# [Instructions for the task]
Look through the lines below for the word "bottom", and copy every line that has it.

(Figure content listings)
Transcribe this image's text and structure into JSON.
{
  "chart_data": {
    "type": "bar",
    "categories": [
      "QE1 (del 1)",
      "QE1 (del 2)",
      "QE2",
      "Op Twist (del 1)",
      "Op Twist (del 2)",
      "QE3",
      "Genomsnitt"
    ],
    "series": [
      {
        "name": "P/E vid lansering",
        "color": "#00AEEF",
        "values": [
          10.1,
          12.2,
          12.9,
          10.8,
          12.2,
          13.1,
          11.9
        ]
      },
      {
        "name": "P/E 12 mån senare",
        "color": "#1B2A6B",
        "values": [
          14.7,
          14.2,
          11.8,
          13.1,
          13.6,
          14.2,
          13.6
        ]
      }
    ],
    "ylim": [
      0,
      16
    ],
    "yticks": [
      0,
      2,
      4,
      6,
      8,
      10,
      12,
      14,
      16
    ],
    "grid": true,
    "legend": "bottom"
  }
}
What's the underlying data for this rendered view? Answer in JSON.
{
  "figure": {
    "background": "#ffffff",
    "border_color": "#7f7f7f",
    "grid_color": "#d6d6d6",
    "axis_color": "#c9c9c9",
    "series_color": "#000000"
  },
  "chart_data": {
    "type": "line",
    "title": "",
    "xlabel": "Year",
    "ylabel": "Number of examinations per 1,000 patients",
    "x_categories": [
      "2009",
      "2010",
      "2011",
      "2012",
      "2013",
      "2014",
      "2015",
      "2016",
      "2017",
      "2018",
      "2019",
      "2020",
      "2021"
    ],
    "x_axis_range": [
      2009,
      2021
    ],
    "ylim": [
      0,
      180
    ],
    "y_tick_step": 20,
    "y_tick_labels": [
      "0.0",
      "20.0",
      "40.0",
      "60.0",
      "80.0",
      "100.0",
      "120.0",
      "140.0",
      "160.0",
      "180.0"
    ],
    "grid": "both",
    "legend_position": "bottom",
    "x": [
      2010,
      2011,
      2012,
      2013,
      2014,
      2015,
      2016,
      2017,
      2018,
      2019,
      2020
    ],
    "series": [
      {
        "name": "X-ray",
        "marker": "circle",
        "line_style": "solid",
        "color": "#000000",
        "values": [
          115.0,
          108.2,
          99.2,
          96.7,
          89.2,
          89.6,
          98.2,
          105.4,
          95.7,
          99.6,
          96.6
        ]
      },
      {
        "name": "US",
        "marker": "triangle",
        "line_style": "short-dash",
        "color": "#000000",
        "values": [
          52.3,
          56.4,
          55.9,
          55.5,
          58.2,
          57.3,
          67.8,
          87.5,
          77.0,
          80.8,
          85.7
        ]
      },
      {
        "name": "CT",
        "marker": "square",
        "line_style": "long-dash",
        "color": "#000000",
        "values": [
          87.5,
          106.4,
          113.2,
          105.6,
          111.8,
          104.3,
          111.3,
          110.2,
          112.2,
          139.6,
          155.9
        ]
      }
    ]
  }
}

# [Exercise output]
    "legend": "bottom"
    "legend_position": "bottom",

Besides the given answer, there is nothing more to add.